§ Document extract
---+---

DDoS attacks explained

ddos attack - cover

Data breaches and ransomware attacks may make the headlines, but DDoS attacks are equally deadly. In this post, we’ll look at what these attacks are and how you can defend against them.

What are DDoS attacks?

The acronym stands for Distributed Denial of Service. With this form of cybercrime, the objective is to overwhelm the servers of a site or network. There are various ways to accomplish this goal, but the result is the same. The website or service becomes unavailable for legitimate users.

How do these attacks work?

Generally speaking, bad actors use a botnet army to send service requests or bad packets of data to the servers. The botnet army consists of a range of computers, phones, and other devices under the control of the bad actor.

Many botnets consist of internet-connected devices infected with malware. The owners may not even be aware that their devices are being used in this manner. The Internet of Things is also a contributory factor. Unsecured IoT devices are easy to hack, giving bad actors access to another tool to use.

What’s the point?

The point is to crash a website and perhaps cripple a company. Sometimes a bad actor does this purely out of malicious intent. However, it’s more common for there to be a financial motive. The hacker may demand a ransom to halt the attack. Competitors may hire the botnet army to damage a firm’s business and reputation.

What are the signs of these attacks?

What makes these assaults so dangerous is that the signs mimic problems such as slow connections and viruses. You might find:

  • That it’s difficult or slow to access files remotely or locally
  • That it’s hard to access your website
  • That your website crashes
  • That significantly more traffic than usual goes to the site

How do you protect yourself from such attacks?

A botnet attack initially may resemble little more than an abnormal surge in traffic. Differentiating between legitimate traffic and assault is crucial. Many anti-DDoS software providers now use artificial intelligence to identify patterns that could indicate attacks.

---+---

(Dataset items)
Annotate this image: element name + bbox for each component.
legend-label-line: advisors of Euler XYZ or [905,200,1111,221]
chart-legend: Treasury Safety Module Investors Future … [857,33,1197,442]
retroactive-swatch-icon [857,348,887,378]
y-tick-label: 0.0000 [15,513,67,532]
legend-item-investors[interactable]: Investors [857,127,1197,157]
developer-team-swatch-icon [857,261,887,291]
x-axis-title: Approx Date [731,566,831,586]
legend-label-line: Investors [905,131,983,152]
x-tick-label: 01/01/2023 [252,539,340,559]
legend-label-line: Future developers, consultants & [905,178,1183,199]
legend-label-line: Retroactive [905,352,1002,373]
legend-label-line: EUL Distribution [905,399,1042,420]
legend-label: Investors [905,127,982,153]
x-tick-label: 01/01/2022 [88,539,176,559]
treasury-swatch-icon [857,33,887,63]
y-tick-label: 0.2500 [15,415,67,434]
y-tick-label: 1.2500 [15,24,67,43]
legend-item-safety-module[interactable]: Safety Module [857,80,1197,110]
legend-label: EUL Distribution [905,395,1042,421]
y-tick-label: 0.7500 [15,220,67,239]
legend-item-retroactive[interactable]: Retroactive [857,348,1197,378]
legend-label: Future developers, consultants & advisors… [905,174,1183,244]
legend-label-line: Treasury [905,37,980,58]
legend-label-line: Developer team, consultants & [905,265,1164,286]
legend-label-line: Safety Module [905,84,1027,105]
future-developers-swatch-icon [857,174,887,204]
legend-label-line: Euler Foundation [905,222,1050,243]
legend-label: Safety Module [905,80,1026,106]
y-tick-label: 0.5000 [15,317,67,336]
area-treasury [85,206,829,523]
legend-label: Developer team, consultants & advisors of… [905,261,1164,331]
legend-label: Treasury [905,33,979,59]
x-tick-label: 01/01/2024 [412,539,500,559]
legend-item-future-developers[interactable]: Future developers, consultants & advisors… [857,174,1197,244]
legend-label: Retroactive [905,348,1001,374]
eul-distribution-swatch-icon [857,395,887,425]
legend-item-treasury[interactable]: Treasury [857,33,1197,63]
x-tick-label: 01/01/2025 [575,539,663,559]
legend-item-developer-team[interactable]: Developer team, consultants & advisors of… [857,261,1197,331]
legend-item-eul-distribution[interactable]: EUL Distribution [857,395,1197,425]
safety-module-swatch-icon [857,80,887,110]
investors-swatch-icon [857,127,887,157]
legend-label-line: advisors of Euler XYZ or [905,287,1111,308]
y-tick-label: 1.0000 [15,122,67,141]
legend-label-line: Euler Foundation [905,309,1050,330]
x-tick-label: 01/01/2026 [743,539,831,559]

---+---

§ Tasks to complete
- a) Answer these questions using the text on DDoS attacks:
(i) What does the acronym DDoS stand for?
(ii) What does a botnet army consist of?
(iii) What do many anti-DDoS software providers now use to identify patterns that could indicate attacks?
- b) Write the next part of the text on DDoS attacks, picking up after its final sentence about anti-DDoS software providers.

§ Answers provided
- a)
(i) Distributed Denial of Service.
(ii) A range of computers, phones, and other devices under the control of the bad actor.
(iii) Artificial intelligence.

- b)
These programs are crucial because they give you an early warning. Speed is your best defense. Businesses must have a clear recovery plan in place to enable quick recovery.

Your first step is to contact your internet service provider and inform the provider of the attack. The provider will assist in managing the traffic. This is most commonly done through Black Hole Routing. The technique will prevent your site from crashing, but you’ll lose all legitimate traffic as well.

It’s a short-term solution but will buy you time to improve security. You may do this by:

  • Rate Limiting: This limits how many requests your server accepts during a particular period. The downside is that legitimate requests are also curtailed.
  • Web Application Firewall: This entails placing a firewall between the server and the internet. Think of it as an additional layer of protection. It filters requests based on custom rules. A WAF is useful in identifying damaged packets and DDoS tools.  
  • Anycast Network Diffusion: This method entails scattering traffic across a network of servers. Diffusing the traffic dilutes the negative impact and weakens the attack. It could also slow legitimate traffic a little, but that’s a small price to pay.  
  • Having Backups: Having backup servers and a backup network to take the pressure off is one way of mitigating the impact of the attack.

But you need not worry. Some or all of these features/solutions are included in quality hosting packages such as our recommended best web hosting Australia, best web hosting Canada, and best hosting UK ones. Prime examples include Succuri for Cloudways, firewalls of Hostinger & SiteGround, ProtectionPower for HostPapa, Geo IP blocking with Kinsta.

Final Notes

DDoS attacks may strike at any time. Smaller businesses may feel that they’re not a worthy target, but this isn’t true. A small enterprise usually presents a soft target. The bad actor makes smaller amounts but puts in far less effort. Your best defense is to make use of software that can raise the alarm early. You may then limit the damage through speedy action.